DATA EXCERPTS:
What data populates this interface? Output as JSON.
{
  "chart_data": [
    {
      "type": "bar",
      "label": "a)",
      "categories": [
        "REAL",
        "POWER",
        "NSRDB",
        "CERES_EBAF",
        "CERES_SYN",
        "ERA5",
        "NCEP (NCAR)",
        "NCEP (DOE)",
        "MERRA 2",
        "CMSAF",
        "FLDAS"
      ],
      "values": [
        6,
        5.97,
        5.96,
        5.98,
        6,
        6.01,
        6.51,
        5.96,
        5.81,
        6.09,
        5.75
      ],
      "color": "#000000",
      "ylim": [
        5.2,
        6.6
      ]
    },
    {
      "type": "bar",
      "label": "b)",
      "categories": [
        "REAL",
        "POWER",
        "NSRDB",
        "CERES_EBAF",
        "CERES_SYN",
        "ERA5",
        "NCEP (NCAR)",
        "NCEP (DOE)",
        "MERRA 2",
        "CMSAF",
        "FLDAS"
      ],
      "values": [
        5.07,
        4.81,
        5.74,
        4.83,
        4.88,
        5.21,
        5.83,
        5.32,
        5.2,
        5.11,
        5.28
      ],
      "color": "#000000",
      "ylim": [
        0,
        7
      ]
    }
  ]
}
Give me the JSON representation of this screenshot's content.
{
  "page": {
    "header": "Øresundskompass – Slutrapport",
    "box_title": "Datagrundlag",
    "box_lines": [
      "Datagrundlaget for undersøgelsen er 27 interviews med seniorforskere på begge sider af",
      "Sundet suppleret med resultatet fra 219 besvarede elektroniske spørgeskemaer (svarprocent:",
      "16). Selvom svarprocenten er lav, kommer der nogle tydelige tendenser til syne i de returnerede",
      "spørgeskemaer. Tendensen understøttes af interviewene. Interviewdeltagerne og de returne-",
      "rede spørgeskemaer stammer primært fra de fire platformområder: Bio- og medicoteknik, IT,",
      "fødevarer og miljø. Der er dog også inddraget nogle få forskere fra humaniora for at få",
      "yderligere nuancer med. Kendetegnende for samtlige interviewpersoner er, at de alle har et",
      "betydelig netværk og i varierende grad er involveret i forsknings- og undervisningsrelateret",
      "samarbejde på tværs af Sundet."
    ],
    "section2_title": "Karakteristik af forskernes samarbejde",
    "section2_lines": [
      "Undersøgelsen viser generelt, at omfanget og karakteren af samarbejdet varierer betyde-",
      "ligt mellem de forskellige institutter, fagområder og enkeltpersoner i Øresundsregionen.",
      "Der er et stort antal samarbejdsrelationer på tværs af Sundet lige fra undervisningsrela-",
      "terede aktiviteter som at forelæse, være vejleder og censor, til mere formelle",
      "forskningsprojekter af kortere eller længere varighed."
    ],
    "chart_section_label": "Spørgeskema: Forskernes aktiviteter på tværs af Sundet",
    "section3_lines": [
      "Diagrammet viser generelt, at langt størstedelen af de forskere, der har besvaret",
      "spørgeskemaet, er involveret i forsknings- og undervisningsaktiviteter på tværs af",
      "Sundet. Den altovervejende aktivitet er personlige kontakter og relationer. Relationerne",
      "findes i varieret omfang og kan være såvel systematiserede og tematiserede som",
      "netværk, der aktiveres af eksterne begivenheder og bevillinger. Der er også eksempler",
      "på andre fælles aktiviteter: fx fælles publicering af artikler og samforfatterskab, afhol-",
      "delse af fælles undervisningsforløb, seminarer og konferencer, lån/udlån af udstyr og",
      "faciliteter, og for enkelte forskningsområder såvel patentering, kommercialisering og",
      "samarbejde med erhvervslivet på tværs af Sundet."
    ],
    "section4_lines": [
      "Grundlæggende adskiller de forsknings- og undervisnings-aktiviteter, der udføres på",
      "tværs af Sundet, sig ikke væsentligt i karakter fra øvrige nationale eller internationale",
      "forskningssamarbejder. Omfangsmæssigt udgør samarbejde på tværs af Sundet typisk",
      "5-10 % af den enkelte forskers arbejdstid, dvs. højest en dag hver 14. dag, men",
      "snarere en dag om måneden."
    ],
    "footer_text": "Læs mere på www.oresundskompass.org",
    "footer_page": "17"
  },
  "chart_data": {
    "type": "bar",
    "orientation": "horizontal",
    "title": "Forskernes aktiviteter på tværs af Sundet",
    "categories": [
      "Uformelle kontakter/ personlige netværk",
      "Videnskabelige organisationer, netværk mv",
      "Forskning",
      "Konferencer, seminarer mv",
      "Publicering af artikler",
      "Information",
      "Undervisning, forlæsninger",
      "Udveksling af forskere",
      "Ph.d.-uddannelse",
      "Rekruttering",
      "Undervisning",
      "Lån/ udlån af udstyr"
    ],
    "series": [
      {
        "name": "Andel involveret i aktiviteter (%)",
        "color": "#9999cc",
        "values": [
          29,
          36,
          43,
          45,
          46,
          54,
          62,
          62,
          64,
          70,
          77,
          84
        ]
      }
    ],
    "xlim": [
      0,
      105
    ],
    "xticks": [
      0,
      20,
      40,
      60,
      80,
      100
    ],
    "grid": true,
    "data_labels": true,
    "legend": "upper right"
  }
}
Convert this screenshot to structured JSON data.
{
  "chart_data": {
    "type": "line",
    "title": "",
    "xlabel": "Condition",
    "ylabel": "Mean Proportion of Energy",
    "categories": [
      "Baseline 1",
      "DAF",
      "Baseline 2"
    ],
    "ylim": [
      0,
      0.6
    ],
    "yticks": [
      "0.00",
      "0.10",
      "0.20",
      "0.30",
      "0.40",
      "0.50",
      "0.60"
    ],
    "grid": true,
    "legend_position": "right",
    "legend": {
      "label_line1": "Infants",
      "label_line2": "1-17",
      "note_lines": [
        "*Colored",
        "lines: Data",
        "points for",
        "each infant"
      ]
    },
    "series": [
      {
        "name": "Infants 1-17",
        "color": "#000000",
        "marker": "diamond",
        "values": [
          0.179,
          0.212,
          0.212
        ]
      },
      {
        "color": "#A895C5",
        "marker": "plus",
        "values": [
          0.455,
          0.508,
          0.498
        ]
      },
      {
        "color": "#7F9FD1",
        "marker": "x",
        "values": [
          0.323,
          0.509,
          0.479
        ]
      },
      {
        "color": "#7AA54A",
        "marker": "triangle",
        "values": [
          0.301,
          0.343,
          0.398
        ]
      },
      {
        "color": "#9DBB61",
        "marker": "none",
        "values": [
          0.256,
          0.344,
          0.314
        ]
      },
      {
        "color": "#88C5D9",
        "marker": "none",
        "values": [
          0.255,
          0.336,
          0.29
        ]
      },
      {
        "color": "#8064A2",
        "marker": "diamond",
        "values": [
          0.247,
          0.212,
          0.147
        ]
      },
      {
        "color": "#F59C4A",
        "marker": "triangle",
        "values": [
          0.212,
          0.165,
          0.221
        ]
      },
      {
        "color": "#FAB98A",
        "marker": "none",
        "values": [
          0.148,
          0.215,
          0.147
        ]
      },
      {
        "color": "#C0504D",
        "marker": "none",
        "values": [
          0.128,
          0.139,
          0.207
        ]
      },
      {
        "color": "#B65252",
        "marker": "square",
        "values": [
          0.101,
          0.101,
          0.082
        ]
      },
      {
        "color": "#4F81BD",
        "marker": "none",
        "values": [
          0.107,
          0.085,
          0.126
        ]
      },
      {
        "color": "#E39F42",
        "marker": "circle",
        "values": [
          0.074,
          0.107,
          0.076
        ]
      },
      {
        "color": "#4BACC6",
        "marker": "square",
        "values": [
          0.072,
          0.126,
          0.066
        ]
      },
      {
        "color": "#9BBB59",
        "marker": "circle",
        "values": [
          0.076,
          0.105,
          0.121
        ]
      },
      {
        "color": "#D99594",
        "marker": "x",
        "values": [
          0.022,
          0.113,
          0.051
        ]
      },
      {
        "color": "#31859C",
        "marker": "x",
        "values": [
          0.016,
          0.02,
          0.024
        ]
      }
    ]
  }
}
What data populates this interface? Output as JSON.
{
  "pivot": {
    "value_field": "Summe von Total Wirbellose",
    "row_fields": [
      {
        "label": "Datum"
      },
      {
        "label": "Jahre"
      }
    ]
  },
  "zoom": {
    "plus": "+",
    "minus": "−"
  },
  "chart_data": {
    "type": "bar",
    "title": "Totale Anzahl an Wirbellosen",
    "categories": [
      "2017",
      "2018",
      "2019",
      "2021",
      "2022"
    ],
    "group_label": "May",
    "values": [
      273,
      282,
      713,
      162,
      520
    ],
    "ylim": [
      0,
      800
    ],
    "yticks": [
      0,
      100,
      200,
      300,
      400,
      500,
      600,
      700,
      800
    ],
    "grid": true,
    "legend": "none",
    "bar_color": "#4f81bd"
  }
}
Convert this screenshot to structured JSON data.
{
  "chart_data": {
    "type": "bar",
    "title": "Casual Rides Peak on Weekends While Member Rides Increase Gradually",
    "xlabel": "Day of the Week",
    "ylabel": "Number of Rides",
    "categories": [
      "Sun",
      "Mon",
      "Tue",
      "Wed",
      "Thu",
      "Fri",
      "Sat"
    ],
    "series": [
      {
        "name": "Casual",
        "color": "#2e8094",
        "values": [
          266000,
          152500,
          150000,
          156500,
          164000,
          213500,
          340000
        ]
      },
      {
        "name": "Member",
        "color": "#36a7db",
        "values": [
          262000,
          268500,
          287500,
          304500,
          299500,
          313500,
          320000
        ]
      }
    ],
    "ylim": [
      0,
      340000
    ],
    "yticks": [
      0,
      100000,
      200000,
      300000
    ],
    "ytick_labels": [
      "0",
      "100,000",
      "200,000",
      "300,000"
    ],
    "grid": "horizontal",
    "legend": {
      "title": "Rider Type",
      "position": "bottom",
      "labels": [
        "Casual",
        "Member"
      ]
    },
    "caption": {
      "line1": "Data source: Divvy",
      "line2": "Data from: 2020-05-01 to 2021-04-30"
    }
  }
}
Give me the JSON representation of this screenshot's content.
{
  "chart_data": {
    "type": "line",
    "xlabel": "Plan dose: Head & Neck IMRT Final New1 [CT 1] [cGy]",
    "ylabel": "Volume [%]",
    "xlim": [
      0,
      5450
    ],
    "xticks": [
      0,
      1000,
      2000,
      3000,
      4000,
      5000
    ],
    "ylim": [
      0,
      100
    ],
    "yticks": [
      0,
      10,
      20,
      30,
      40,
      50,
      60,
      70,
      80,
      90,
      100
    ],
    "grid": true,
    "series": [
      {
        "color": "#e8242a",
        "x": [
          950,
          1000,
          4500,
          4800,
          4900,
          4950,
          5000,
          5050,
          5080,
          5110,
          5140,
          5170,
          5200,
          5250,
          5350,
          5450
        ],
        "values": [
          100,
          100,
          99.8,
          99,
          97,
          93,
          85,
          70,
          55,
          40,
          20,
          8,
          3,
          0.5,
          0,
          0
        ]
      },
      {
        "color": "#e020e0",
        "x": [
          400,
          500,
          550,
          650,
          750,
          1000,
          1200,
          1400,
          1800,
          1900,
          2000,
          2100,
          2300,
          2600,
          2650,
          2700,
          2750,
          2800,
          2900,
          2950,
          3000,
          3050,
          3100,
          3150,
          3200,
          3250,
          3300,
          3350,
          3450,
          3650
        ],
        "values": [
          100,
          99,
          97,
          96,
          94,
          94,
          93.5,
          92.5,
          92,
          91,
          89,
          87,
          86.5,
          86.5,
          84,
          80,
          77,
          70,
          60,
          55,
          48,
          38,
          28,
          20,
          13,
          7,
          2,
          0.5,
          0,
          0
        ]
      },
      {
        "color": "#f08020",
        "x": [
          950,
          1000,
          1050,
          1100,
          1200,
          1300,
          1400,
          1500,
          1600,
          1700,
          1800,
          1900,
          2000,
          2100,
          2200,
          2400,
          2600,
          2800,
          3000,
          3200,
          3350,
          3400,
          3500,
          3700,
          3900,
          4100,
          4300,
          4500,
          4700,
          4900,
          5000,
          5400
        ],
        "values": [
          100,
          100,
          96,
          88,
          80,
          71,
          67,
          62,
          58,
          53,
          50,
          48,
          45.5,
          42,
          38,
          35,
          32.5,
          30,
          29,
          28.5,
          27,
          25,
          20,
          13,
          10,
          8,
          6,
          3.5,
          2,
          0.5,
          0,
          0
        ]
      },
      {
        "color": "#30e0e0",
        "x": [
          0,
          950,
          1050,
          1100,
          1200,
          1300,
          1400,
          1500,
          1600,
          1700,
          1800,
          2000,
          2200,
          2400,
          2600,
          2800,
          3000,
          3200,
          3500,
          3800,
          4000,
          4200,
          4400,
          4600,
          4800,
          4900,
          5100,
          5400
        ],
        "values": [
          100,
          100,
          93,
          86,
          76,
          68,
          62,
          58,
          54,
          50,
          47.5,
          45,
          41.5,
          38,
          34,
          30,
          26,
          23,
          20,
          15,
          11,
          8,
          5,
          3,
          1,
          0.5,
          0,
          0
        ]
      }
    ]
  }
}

REQUIREMENT: Pick out each line in the material containing "enkelte".

RESPONSE:
      "faciliteter, og for enkelte forskningsområder såvel patentering, kommercialisering og",
      "5-10 % af den enkelte forskers arbejdstid, dvs. højest en dag hver 14. dag, men",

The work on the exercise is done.